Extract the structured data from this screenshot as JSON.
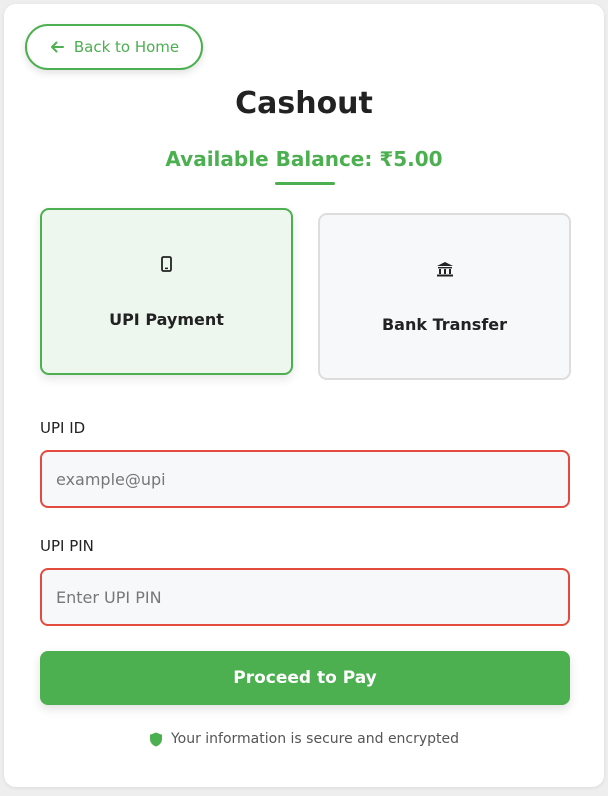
{
  "nav": {
    "back_label": "Back to Home",
    "back_icon": "arrow-left-icon"
  },
  "page": {
    "title": "Cashout",
    "balance_text": "Available Balance: ₹5.00"
  },
  "payment_methods": [
    {
      "label": "UPI Payment",
      "icon": "mobile-phone-icon",
      "selected": true
    },
    {
      "label": "Bank Transfer",
      "icon": "bank-icon",
      "selected": false
    }
  ],
  "form": {
    "upi_id": {
      "label": "UPI ID",
      "placeholder": "example@upi",
      "value": ""
    },
    "upi_pin": {
      "label": "UPI PIN",
      "placeholder": "Enter UPI PIN",
      "value": ""
    },
    "submit_label": "Proceed to Pay"
  },
  "footer": {
    "secure_text": "Your information is secure and encrypted",
    "secure_icon": "shield-icon"
  },
  "colors": {
    "accent": "#4caf50",
    "error_border": "#e34b3f",
    "selected_bg": "#eef7ee"
  }
}
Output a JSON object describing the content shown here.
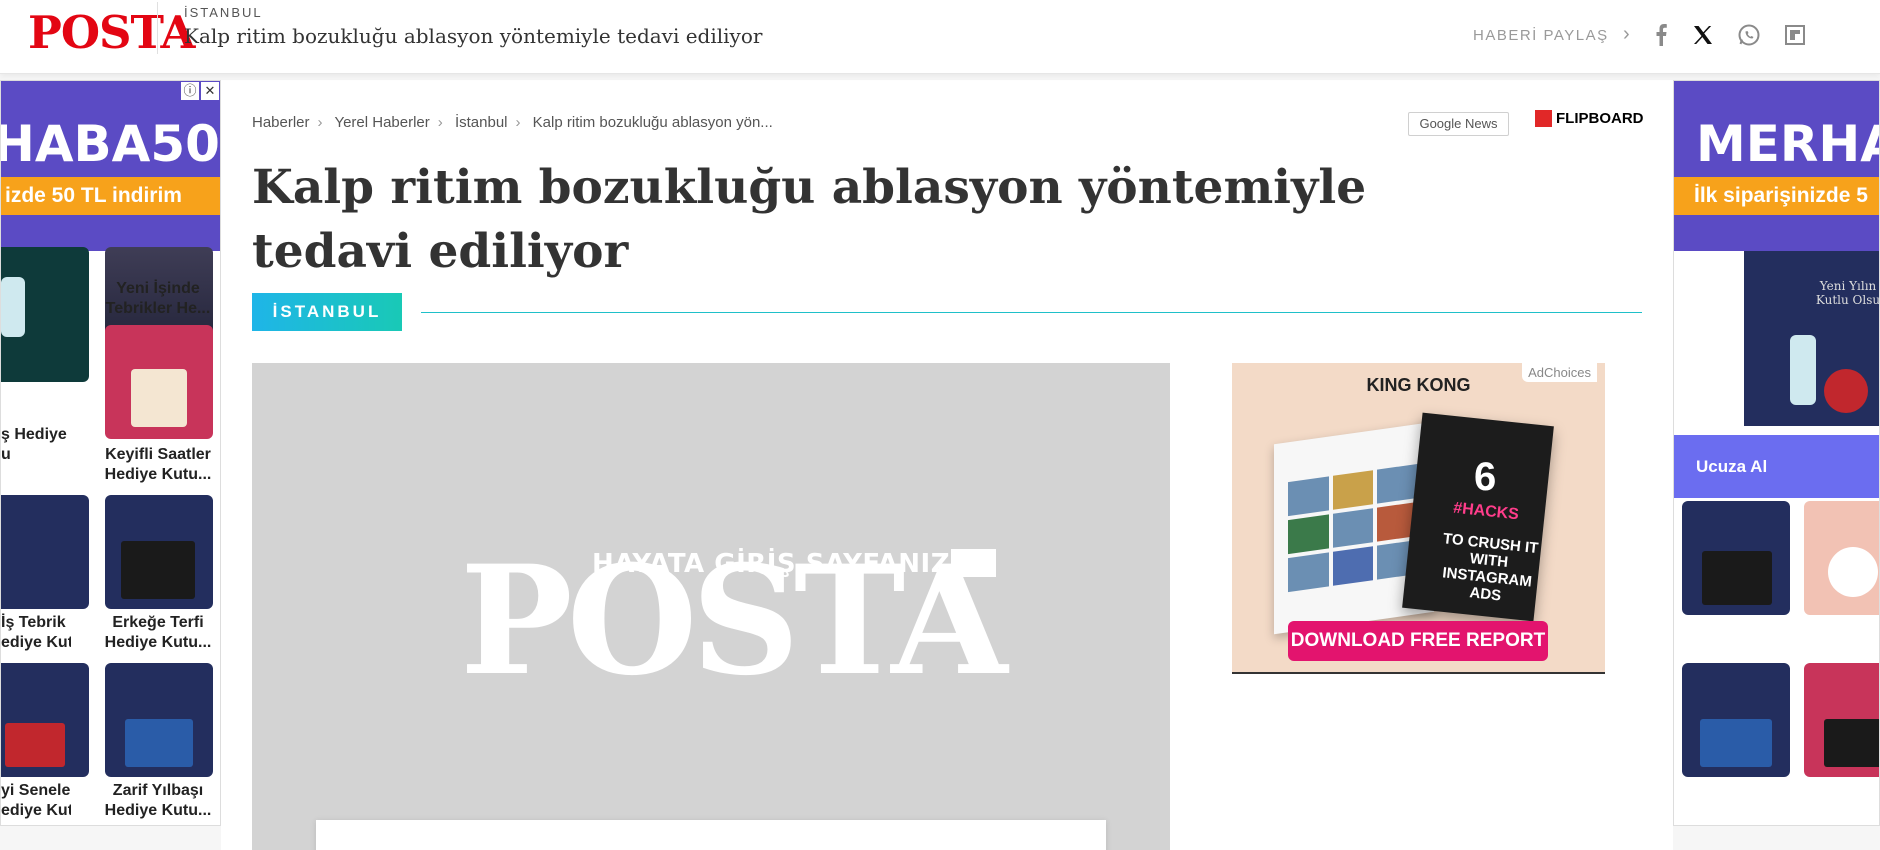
{
  "header": {
    "logo": "POSTA",
    "category": "İSTANBUL",
    "title": "Kalp ritim bozukluğu ablasyon yöntemiyle tedavi ediliyor",
    "share_label": "HABERİ PAYLAŞ",
    "social_icons": [
      "facebook-icon",
      "x-icon",
      "whatsapp-icon",
      "flipboard-icon"
    ]
  },
  "ad_left": {
    "code_text": "HABA50",
    "strip_text": "izde 50 TL indirim",
    "products": [
      {
        "caption1": "Yeni İşinde",
        "caption2": "Tebrikler He..."
      },
      {
        "caption1": "ş Hediye",
        "caption2": "u"
      },
      {
        "caption1": "Keyifli Saatler",
        "caption2": "Hediye Kutu..."
      },
      {
        "caption1": "İş Tebrik",
        "caption2": "ediye Kutu..."
      },
      {
        "caption1": "Erkeğe Terfi",
        "caption2": "Hediye Kutu..."
      },
      {
        "caption1": "yi Seneler",
        "caption2": "ediye Kutu..."
      },
      {
        "caption1": "Zarif Yılbaşı",
        "caption2": "Hediye Kutu..."
      }
    ]
  },
  "breadcrumb": [
    "Haberler",
    "Yerel Haberler",
    "İstanbul",
    "Kalp ritim bozukluğu ablasyon yön..."
  ],
  "google_news": "Google News",
  "flipboard": "FLIPBOARD",
  "article": {
    "title": "Kalp ritim bozukluğu ablasyon yöntemiyle tedavi ediliyor",
    "category_badge": "İSTANBUL",
    "hero_logo": "POSTA",
    "hero_tagline": "HAYATA GİRİŞ SAYFANIZ"
  },
  "ad_middle": {
    "brand": "KING KONG",
    "adchoices": "AdChoices",
    "book_number": "6",
    "book_title": "#HACKS",
    "book_sub": "TO CRUSH IT WITH INSTAGRAM ADS",
    "button": "DOWNLOAD FREE REPORT"
  },
  "ad_right": {
    "code_text": "MERHA",
    "strip_text": "İlk siparişinizde 5",
    "cta": "Ucuza Al",
    "box_text1": "Yeni Yılın",
    "box_text2": "Kutlu Olsu"
  },
  "colors": {
    "brand_red": "#e30613",
    "ad_purple": "#5b4bc4",
    "ad_orange": "#f7a21b",
    "badge_start": "#1fb5e8",
    "badge_end": "#19c9b6"
  }
}
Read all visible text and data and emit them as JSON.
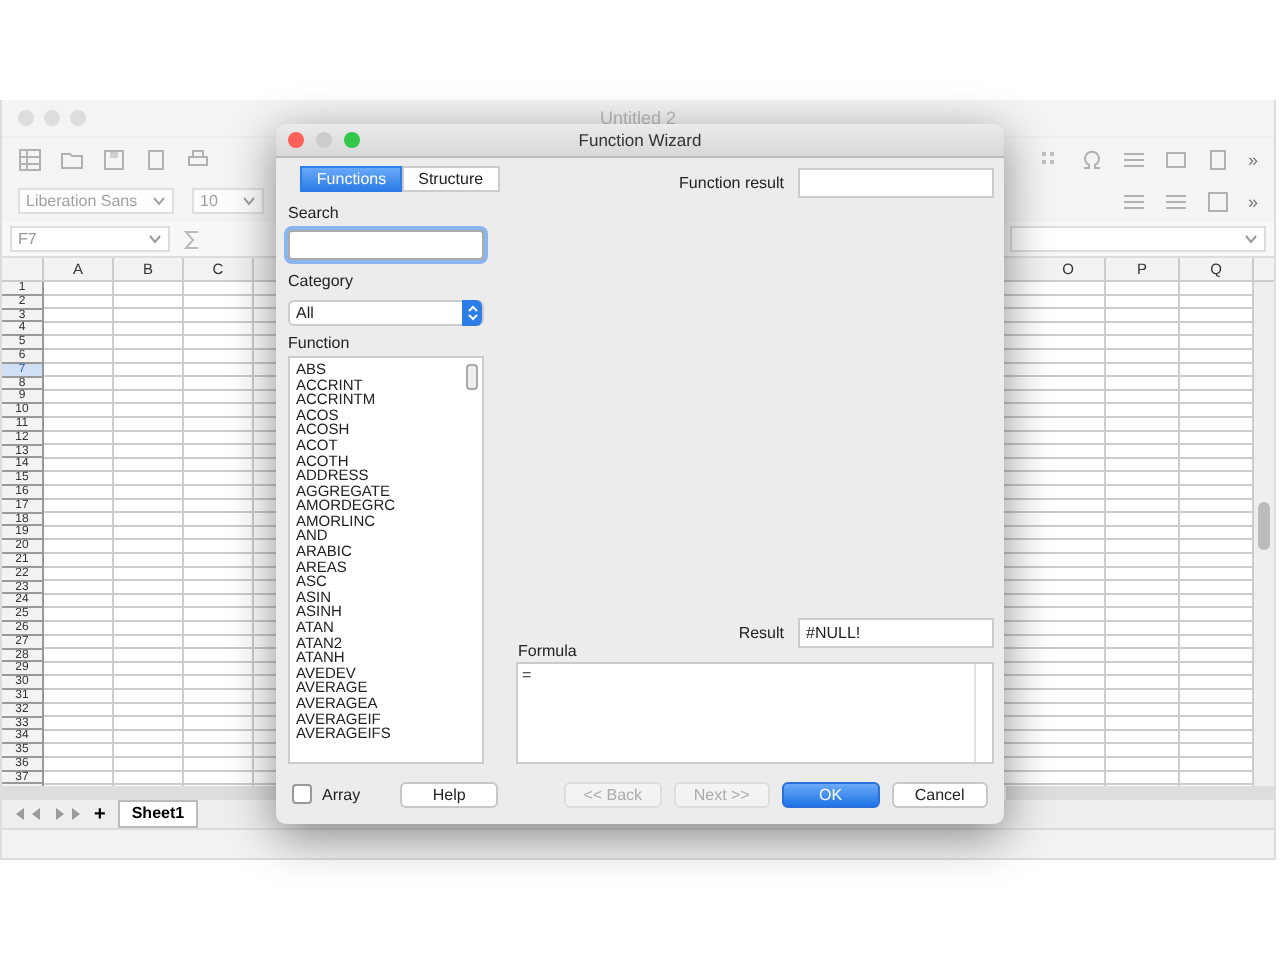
{
  "app": {
    "title": "Untitled 2",
    "font_name": "Liberation Sans",
    "font_size": "10",
    "cell_ref": "F7",
    "overflow": [
      "»",
      "»"
    ],
    "columns_left": [
      "A",
      "B",
      "C"
    ],
    "columns_right": [
      "O",
      "P",
      "Q"
    ],
    "rows": [
      {
        "label": "1",
        "selected": false
      },
      {
        "label": "2",
        "selected": false
      },
      {
        "label": "3",
        "selected": false
      },
      {
        "label": "4",
        "selected": false
      },
      {
        "label": "5",
        "selected": false
      },
      {
        "label": "6",
        "selected": false
      },
      {
        "label": "7",
        "selected": true
      },
      {
        "label": "8",
        "selected": false
      },
      {
        "label": "9",
        "selected": false
      },
      {
        "label": "10",
        "selected": false
      },
      {
        "label": "11",
        "selected": false
      },
      {
        "label": "12",
        "selected": false
      },
      {
        "label": "13",
        "selected": false
      },
      {
        "label": "14",
        "selected": false
      },
      {
        "label": "15",
        "selected": false
      },
      {
        "label": "16",
        "selected": false
      },
      {
        "label": "17",
        "selected": false
      },
      {
        "label": "18",
        "selected": false
      },
      {
        "label": "19",
        "selected": false
      },
      {
        "label": "20",
        "selected": false
      },
      {
        "label": "21",
        "selected": false
      },
      {
        "label": "22",
        "selected": false
      },
      {
        "label": "23",
        "selected": false
      },
      {
        "label": "24",
        "selected": false
      },
      {
        "label": "25",
        "selected": false
      },
      {
        "label": "26",
        "selected": false
      },
      {
        "label": "27",
        "selected": false
      },
      {
        "label": "28",
        "selected": false
      },
      {
        "label": "29",
        "selected": false
      },
      {
        "label": "30",
        "selected": false
      },
      {
        "label": "31",
        "selected": false
      },
      {
        "label": "32",
        "selected": false
      },
      {
        "label": "33",
        "selected": false
      },
      {
        "label": "34",
        "selected": false
      },
      {
        "label": "35",
        "selected": false
      },
      {
        "label": "36",
        "selected": false
      },
      {
        "label": "37",
        "selected": false
      }
    ],
    "add_sheet": "+",
    "sheet_tabs": [
      {
        "label": "Sheet1",
        "selected": true
      }
    ]
  },
  "dialog": {
    "title": "Function Wizard",
    "tabs": [
      {
        "label": "Functions",
        "selected": true
      },
      {
        "label": "Structure",
        "selected": false
      }
    ],
    "search_label": "Search",
    "category_label": "Category",
    "category": "All",
    "function_label": "Function",
    "functions": [
      {
        "name": "ABS",
        "selected": false
      },
      {
        "name": "ACCRINT",
        "selected": false
      },
      {
        "name": "ACCRINTM",
        "selected": false
      },
      {
        "name": "ACOS",
        "selected": false
      },
      {
        "name": "ACOSH",
        "selected": false
      },
      {
        "name": "ACOT",
        "selected": false
      },
      {
        "name": "ACOTH",
        "selected": false
      },
      {
        "name": "ADDRESS",
        "selected": false
      },
      {
        "name": "AGGREGATE",
        "selected": false
      },
      {
        "name": "AMORDEGRC",
        "selected": false
      },
      {
        "name": "AMORLINC",
        "selected": false
      },
      {
        "name": "AND",
        "selected": false
      },
      {
        "name": "ARABIC",
        "selected": false
      },
      {
        "name": "AREAS",
        "selected": false
      },
      {
        "name": "ASC",
        "selected": false
      },
      {
        "name": "ASIN",
        "selected": false
      },
      {
        "name": "ASINH",
        "selected": false
      },
      {
        "name": "ATAN",
        "selected": false
      },
      {
        "name": "ATAN2",
        "selected": false
      },
      {
        "name": "ATANH",
        "selected": false
      },
      {
        "name": "AVEDEV",
        "selected": false
      },
      {
        "name": "AVERAGE",
        "selected": false
      },
      {
        "name": "AVERAGEA",
        "selected": false
      },
      {
        "name": "AVERAGEIF",
        "selected": false
      },
      {
        "name": "AVERAGEIFS",
        "selected": false
      }
    ],
    "array": {
      "label": "Array",
      "checked": false
    },
    "function_result_label": "Function result",
    "result_label": "Result",
    "result": "#NULL!",
    "formula_label": "Formula",
    "formula": "=",
    "buttons": [
      {
        "label": "Help",
        "disabled": false,
        "default": false
      },
      {
        "label": "<< Back",
        "disabled": true,
        "default": false
      },
      {
        "label": "Next >>",
        "disabled": true,
        "default": false
      },
      {
        "label": "OK",
        "disabled": false,
        "default": true
      },
      {
        "label": "Cancel",
        "disabled": false,
        "default": false
      }
    ]
  }
}
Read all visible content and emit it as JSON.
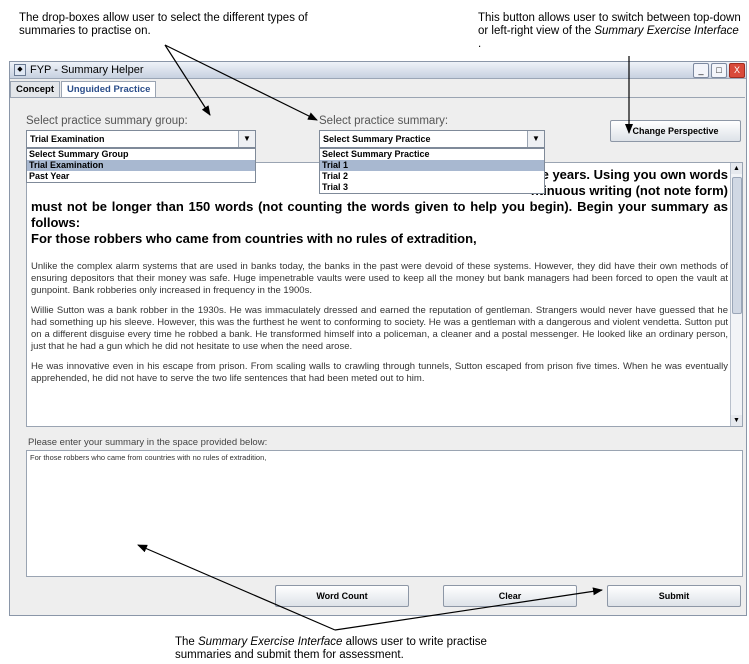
----
*What is required*: Repeat the records above verbatim, with no pictures in the result.

*Solved problem*:
Extract the structured data from this screenshot as JSON.
{
  "nav": {
    "back_label": "Back to Home",
    "back_icon": "arrow-left-icon"
  },
  "page": {
    "title": "Cashout",
    "balance_text": "Available Balance: ₹5.00"
  },
  "payment_methods": [
    {
      "label": "UPI Payment",
      "icon": "mobile-phone-icon",
      "selected": true
    },
    {
      "label": "Bank Transfer",
      "icon": "bank-icon",
      "selected": false
    }
  ],
  "form": {
    "upi_id": {
      "label": "UPI ID",
      "placeholder": "example@upi",
      "value": ""
    },
    "upi_pin": {
      "label": "UPI PIN",
      "placeholder": "Enter UPI PIN",
      "value": ""
    },
    "submit_label": "Proceed to Pay"
  },
  "footer": {
    "secure_text": "Your information is secure and encrypted",
    "secure_icon": "shield-icon"
  },
  "colors": {
    "accent": "#4caf50",
    "error_border": "#e34b3f",
    "selected_bg": "#eef7ee"
  }
}
Output a JSON object describing the content shown here.
{
  "header": {
    "logo": "POSTA",
    "category": "İSTANBUL",
    "title": "Kalp ritim bozukluğu ablasyon yöntemiyle tedavi ediliyor",
    "share_label": "HABERİ PAYLAŞ",
    "social_icons": [
      "facebook-icon",
      "x-icon",
      "whatsapp-icon",
      "flipboard-icon"
    ]
  },
  "ad_left": {
    "code_text": "HABA50",
    "strip_text": "izde 50 TL indirim",
    "products": [
      {
        "caption1": "Yeni İşinde",
        "caption2": "Tebrikler He..."
      },
      {
        "caption1": "ş Hediye",
        "caption2": "u"
      },
      {
        "caption1": "Keyifli Saatler",
        "caption2": "Hediye Kutu..."
      },
      {
        "caption1": "İş Tebrik",
        "caption2": "ediye Kutu..."
      },
      {
        "caption1": "Erkeğe Terfi",
        "caption2": "Hediye Kutu..."
      },
      {
        "caption1": "yi Seneler",
        "caption2": "ediye Kutu..."
      },
      {
        "caption1": "Zarif Yılbaşı",
        "caption2": "Hediye Kutu..."
      }
    ]
  },
  "breadcrumb": [
    "Haberler",
    "Yerel Haberler",
    "İstanbul",
    "Kalp ritim bozukluğu ablasyon yön..."
  ],
  "google_news": "Google News",
  "flipboard": "FLIPBOARD",
  "article": {
    "title": "Kalp ritim bozukluğu ablasyon yöntemiyle tedavi ediliyor",
    "category_badge": "İSTANBUL",
    "hero_logo": "POSTA",
    "hero_tagline": "HAYATA GİRİŞ SAYFANIZ"
  },
  "ad_middle": {
    "brand": "KING KONG",
    "adchoices": "AdChoices",
    "book_number": "6",
    "book_title": "#HACKS",
    "book_sub": "TO CRUSH IT WITH INSTAGRAM ADS",
    "button": "DOWNLOAD FREE REPORT"
  },
  "ad_right": {
    "code_text": "MERHA",
    "strip_text": "İlk siparişinizde 5",
    "cta": "Ucuza Al",
    "box_text1": "Yeni Yılın",
    "box_text2": "Kutlu Olsu"
  },
  "colors": {
    "brand_red": "#e30613",
    "ad_purple": "#5b4bc4",
    "ad_orange": "#f7a21b",
    "badge_start": "#1fb5e8",
    "badge_end": "#19c9b6"
  }
}
Read all visible text and data and emit them as JSON.
{
  "app": {
    "title": "Untitled 2",
    "font_name": "Liberation Sans",
    "font_size": "10",
    "cell_ref": "F7",
    "overflow": [
      "»",
      "»"
    ],
    "columns_left": [
      "A",
      "B",
      "C"
    ],
    "columns_right": [
      "O",
      "P",
      "Q"
    ],
    "rows": [
      {
        "label": "1",
        "selected": false
      },
      {
        "label": "2",
        "selected": false
      },
      {
        "label": "3",
        "selected": false
      },
      {
        "label": "4",
        "selected": false
      },
      {
        "label": "5",
        "selected": false
      },
      {
        "label": "6",
        "selected": false
      },
      {
        "label": "7",
        "selected": true
      },
      {
        "label": "8",
        "selected": false
      },
      {
        "label": "9",
        "selected": false
      },
      {
        "label": "10",
        "selected": false
      },
      {
        "label": "11",
        "selected": false
      },
      {
        "label": "12",
        "selected": false
      },
      {
        "label": "13",
        "selected": false
      },
      {
        "label": "14",
        "selected": false
      },
      {
        "label": "15",
        "selected": false
      },
      {
        "label": "16",
        "selected": false
      },
      {
        "label": "17",
        "selected": false
      },
      {
        "label": "18",
        "selected": false
      },
      {
        "label": "19",
        "selected": false
      },
      {
        "label": "20",
        "selected": false
      },
      {
        "label": "21",
        "selected": false
      },
      {
        "label": "22",
        "selected": false
      },
      {
        "label": "23",
        "selected": false
      },
      {
        "label": "24",
        "selected": false
      },
      {
        "label": "25",
        "selected": false
      },
      {
        "label": "26",
        "selected": false
      },
      {
        "label": "27",
        "selected": false
      },
      {
        "label": "28",
        "selected": false
      },
      {
        "label": "29",
        "selected": false
      },
      {
        "label": "30",
        "selected": false
      },
      {
        "label": "31",
        "selected": false
      },
      {
        "label": "32",
        "selected": false
      },
      {
        "label": "33",
        "selected": false
      },
      {
        "label": "34",
        "selected": false
      },
      {
        "label": "35",
        "selected": false
      },
      {
        "label": "36",
        "selected": false
      },
      {
        "label": "37",
        "selected": false
      }
    ],
    "add_sheet": "+",
    "sheet_tabs": [
      {
        "label": "Sheet1",
        "selected": true
      }
    ]
  },
  "dialog": {
    "title": "Function Wizard",
    "tabs": [
      {
        "label": "Functions",
        "selected": true
      },
      {
        "label": "Structure",
        "selected": false
      }
    ],
    "search_label": "Search",
    "category_label": "Category",
    "category": "All",
    "function_label": "Function",
    "functions": [
      {
        "name": "ABS",
        "selected": false
      },
      {
        "name": "ACCRINT",
        "selected": false
      },
      {
        "name": "ACCRINTM",
        "selected": false
      },
      {
        "name": "ACOS",
        "selected": false
      },
      {
        "name": "ACOSH",
        "selected": false
      },
      {
        "name": "ACOT",
        "selected": false
      },
      {
        "name": "ACOTH",
        "selected": false
      },
      {
        "name": "ADDRESS",
        "selected": false
      },
      {
        "name": "AGGREGATE",
        "selected": false
      },
      {
        "name": "AMORDEGRC",
        "selected": false
      },
      {
        "name": "AMORLINC",
        "selected": false
      },
      {
        "name": "AND",
        "selected": false
      },
      {
        "name": "ARABIC",
        "selected": false
      },
      {
        "name": "AREAS",
        "selected": false
      },
      {
        "name": "ASC",
        "selected": false
      },
      {
        "name": "ASIN",
        "selected": false
      },
      {
        "name": "ASINH",
        "selected": false
      },
      {
        "name": "ATAN",
        "selected": false
      },
      {
        "name": "ATAN2",
        "selected": false
      },
      {
        "name": "ATANH",
        "selected": false
      },
      {
        "name": "AVEDEV",
        "selected": false
      },
      {
        "name": "AVERAGE",
        "selected": false
      },
      {
        "name": "AVERAGEA",
        "selected": false
      },
      {
        "name": "AVERAGEIF",
        "selected": false
      },
      {
        "name": "AVERAGEIFS",
        "selected": false
      }
    ],
    "array": {
      "label": "Array",
      "checked": false
    },
    "function_result_label": "Function result",
    "result_label": "Result",
    "result": "#NULL!",
    "formula_label": "Formula",
    "formula": "=",
    "buttons": [
      {
        "label": "Help",
        "disabled": false,
        "default": false
      },
      {
        "label": "<< Back",
        "disabled": true,
        "default": false
      },
      {
        "label": "Next >>",
        "disabled": true,
        "default": false
      },
      {
        "label": "OK",
        "disabled": false,
        "default": true
      },
      {
        "label": "Cancel",
        "disabled": false,
        "default": false
      }
    ]
  }
}
Read all visible content and emit it as JSON.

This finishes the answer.